DATASET RECORDS =>
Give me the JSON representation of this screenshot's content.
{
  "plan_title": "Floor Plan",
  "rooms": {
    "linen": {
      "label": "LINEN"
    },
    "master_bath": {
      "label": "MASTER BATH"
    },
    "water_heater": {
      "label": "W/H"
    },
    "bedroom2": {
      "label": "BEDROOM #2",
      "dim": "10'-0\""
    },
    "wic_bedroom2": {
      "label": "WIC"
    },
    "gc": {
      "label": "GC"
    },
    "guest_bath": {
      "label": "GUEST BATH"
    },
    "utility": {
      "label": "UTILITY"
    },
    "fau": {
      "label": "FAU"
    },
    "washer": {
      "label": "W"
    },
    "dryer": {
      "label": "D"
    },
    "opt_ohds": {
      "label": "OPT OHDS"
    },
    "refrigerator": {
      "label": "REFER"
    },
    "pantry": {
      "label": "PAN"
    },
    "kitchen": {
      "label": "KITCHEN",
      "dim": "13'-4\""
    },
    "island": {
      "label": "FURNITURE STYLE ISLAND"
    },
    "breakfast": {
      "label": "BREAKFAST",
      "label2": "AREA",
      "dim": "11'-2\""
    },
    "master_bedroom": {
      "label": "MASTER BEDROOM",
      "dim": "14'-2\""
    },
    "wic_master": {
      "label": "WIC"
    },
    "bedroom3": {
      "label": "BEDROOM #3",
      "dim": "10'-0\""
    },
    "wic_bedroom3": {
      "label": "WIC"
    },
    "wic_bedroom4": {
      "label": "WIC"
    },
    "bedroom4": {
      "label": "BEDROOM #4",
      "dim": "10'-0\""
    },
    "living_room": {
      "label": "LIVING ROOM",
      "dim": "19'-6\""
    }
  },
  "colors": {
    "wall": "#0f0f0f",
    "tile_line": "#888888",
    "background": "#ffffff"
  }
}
* * *
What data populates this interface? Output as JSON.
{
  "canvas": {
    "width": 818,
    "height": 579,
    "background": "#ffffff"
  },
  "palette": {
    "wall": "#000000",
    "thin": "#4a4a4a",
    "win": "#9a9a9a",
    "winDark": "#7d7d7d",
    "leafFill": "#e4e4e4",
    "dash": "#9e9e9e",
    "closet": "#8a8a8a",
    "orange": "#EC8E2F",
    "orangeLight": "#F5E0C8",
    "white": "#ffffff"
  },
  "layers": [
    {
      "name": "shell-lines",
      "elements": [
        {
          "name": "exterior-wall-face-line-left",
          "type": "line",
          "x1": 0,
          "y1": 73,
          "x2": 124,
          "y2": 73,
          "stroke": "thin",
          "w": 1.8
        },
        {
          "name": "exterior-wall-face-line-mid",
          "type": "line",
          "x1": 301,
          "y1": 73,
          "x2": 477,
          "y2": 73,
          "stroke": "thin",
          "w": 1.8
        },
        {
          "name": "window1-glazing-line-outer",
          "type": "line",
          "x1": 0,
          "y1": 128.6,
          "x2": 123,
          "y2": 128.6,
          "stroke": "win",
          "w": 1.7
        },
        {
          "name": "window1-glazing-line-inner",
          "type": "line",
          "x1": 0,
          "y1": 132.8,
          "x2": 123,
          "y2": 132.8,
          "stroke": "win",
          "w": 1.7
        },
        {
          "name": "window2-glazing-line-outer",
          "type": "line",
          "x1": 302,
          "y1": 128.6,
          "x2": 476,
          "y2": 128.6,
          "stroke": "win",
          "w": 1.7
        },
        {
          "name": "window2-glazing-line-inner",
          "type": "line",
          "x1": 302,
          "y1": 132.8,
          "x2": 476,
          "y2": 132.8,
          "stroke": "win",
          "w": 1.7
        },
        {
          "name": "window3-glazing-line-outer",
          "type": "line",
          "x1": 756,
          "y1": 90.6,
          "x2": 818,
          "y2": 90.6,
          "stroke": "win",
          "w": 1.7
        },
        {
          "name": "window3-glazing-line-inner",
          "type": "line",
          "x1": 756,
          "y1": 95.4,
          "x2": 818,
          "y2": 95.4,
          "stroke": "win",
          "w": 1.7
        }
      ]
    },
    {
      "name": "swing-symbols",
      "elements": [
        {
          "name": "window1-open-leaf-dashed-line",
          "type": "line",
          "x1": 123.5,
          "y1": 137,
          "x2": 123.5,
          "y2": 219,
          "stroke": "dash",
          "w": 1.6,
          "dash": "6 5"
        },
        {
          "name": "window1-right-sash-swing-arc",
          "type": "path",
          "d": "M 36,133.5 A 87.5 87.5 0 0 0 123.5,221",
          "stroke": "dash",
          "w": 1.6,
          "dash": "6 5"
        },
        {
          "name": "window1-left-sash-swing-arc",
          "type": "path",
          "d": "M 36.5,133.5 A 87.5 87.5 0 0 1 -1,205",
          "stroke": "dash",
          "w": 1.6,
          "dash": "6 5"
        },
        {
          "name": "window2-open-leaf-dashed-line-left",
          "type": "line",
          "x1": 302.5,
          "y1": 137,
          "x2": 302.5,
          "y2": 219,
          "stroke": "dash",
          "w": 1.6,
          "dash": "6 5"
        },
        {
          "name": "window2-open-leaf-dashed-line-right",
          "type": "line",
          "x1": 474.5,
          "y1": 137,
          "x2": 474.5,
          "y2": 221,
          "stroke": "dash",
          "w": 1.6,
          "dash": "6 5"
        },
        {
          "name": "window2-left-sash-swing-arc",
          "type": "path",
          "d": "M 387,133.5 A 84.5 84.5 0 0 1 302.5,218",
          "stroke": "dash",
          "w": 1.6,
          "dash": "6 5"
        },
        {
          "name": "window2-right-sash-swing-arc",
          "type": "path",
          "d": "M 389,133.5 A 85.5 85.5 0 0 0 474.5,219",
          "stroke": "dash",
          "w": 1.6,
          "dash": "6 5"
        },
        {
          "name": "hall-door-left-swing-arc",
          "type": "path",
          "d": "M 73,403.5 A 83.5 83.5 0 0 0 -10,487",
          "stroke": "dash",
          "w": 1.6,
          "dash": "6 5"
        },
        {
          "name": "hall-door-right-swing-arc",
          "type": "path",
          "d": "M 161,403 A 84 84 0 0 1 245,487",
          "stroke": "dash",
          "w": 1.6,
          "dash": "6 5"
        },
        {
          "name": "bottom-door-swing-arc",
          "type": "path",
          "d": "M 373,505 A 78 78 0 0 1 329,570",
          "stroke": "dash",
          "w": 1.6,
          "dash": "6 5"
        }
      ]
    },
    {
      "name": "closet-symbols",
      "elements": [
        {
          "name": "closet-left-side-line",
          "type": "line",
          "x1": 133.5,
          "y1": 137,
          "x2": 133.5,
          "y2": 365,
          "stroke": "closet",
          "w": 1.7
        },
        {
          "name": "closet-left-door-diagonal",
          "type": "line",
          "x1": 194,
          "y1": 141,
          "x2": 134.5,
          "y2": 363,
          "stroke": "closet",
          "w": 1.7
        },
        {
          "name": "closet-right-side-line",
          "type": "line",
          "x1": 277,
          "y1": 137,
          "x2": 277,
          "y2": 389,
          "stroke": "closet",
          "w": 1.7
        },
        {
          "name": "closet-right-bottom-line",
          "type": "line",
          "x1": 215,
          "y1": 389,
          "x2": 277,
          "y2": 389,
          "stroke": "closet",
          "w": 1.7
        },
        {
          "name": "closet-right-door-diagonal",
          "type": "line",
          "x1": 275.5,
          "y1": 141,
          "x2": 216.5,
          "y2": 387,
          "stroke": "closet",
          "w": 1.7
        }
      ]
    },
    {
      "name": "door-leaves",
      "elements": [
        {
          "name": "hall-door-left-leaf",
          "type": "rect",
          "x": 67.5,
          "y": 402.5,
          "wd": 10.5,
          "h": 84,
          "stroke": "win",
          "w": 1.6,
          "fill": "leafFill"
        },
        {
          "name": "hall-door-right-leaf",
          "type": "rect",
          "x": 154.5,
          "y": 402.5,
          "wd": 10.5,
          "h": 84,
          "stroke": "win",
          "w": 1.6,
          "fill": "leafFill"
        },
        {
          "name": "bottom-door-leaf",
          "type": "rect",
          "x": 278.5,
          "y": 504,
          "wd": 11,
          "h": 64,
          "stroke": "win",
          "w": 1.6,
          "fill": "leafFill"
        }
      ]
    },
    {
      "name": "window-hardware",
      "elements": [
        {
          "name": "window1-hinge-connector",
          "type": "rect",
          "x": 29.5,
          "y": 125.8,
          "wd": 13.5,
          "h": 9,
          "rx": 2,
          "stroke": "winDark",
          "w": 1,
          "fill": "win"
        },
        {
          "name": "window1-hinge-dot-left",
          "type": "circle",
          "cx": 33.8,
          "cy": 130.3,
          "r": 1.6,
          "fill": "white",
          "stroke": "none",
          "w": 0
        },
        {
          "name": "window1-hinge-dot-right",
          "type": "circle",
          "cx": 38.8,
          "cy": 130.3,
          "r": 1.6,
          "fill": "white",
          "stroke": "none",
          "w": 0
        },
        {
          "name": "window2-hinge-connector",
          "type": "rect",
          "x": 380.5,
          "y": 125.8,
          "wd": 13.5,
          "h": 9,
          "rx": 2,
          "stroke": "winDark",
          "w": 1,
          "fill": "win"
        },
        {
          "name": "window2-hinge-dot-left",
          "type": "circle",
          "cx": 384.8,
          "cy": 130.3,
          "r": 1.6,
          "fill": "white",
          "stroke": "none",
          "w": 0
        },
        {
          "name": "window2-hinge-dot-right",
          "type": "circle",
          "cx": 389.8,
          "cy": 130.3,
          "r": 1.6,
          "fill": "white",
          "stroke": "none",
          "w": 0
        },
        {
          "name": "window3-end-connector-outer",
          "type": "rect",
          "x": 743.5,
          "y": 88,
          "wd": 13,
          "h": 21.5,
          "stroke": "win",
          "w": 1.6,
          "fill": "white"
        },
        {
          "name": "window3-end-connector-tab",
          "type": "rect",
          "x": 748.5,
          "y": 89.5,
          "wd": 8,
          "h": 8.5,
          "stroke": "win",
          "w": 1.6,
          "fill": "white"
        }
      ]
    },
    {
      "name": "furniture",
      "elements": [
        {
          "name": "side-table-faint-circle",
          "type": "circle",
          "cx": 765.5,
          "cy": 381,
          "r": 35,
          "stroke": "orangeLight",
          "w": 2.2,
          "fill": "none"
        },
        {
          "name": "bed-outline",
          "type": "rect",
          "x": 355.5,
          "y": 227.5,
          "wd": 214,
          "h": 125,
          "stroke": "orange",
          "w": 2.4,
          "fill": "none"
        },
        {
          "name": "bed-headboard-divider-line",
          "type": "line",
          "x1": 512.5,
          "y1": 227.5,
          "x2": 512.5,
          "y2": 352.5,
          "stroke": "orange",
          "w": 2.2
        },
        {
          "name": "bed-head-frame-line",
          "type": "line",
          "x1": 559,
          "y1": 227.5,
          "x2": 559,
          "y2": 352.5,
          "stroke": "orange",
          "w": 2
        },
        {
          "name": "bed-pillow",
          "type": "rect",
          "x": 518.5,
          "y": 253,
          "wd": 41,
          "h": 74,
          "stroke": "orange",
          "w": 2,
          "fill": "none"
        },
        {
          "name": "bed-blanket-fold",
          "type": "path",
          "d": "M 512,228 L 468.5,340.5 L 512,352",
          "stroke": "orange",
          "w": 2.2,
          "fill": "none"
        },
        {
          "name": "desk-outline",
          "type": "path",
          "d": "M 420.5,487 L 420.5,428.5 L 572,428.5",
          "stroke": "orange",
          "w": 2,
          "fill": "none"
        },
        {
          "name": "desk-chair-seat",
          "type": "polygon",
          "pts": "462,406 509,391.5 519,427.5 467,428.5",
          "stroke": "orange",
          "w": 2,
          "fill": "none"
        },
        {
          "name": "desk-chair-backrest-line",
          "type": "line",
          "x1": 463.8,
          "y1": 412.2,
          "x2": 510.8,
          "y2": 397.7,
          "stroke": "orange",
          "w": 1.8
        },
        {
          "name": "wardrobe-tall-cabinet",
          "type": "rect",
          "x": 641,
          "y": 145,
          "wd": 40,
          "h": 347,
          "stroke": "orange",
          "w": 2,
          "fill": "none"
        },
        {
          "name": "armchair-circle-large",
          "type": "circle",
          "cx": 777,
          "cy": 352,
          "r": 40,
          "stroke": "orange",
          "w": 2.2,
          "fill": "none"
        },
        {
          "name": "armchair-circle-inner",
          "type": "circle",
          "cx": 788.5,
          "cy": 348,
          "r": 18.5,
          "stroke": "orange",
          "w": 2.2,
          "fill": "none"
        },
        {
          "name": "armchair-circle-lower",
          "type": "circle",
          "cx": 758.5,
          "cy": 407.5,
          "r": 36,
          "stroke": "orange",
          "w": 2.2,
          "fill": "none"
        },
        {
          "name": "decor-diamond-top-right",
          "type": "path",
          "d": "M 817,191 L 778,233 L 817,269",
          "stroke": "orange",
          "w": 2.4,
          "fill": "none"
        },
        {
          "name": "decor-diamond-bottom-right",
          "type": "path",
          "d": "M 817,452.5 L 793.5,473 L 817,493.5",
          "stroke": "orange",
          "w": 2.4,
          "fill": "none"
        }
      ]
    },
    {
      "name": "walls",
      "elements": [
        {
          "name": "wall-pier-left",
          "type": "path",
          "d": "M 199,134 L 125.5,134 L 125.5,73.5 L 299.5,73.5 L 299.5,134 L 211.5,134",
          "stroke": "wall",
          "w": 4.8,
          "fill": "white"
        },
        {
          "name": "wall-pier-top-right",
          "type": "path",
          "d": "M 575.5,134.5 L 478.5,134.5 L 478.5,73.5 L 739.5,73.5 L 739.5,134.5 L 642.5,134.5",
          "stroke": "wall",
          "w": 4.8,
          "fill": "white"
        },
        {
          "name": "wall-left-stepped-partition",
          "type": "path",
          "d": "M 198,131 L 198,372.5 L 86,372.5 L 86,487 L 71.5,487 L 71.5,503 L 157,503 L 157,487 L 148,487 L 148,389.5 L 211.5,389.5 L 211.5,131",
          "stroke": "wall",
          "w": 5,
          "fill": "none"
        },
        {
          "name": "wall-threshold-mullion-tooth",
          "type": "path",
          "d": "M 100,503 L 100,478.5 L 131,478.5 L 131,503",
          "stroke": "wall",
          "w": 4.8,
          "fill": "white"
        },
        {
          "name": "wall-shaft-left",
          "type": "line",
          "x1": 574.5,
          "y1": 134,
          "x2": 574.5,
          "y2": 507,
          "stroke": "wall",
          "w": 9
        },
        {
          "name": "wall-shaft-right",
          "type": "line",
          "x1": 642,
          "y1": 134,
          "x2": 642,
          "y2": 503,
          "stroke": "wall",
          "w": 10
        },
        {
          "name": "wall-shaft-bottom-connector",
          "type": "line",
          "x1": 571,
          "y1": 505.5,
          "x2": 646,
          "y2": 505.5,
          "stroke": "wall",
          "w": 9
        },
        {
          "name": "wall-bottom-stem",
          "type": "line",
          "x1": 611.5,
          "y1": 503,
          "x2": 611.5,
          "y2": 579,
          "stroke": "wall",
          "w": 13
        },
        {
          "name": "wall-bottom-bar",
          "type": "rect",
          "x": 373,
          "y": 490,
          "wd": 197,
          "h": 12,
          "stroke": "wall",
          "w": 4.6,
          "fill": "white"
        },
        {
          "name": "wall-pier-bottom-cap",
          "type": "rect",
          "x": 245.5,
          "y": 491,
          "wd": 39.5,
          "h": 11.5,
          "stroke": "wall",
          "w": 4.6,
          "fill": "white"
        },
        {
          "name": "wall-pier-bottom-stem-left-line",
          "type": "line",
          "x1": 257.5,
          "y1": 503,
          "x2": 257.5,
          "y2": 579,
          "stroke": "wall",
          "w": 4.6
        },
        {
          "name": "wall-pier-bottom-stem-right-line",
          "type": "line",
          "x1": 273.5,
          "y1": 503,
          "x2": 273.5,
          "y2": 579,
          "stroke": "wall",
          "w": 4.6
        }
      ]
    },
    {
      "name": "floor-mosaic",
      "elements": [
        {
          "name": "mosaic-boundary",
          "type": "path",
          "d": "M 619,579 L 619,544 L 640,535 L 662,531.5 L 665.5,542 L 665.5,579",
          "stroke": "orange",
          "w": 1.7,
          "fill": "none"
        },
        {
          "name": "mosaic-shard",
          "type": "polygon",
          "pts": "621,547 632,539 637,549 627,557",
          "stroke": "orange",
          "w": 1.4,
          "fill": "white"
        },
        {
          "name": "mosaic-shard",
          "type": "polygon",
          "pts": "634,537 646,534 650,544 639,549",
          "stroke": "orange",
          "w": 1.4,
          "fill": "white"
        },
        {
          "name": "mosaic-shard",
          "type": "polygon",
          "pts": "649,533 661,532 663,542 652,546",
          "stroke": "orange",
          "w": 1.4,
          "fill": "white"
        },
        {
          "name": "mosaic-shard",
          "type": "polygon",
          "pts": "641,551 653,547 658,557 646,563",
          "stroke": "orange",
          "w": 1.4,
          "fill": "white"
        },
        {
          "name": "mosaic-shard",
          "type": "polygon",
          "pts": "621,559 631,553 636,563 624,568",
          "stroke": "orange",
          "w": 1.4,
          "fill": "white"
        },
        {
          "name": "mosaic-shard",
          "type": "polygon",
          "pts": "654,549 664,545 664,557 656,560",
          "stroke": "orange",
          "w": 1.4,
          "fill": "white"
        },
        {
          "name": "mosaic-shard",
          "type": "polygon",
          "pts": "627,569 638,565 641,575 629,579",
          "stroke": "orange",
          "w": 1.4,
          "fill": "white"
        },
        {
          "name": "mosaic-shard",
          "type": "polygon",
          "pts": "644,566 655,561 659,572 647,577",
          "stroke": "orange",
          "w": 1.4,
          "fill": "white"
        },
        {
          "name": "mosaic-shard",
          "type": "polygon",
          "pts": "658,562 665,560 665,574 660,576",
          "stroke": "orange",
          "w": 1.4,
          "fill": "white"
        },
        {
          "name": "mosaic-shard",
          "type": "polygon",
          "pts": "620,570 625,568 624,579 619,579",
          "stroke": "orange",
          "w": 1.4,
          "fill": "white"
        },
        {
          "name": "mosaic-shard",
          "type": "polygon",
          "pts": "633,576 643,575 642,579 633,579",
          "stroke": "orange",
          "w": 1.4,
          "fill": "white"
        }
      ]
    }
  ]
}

GIVEN EXERCISE => Gather up the lines that contain the word "exterior".

EXPECTED ANSWER =>
          "name": "exterior-wall-face-line-left",
          "name": "exterior-wall-face-line-mid",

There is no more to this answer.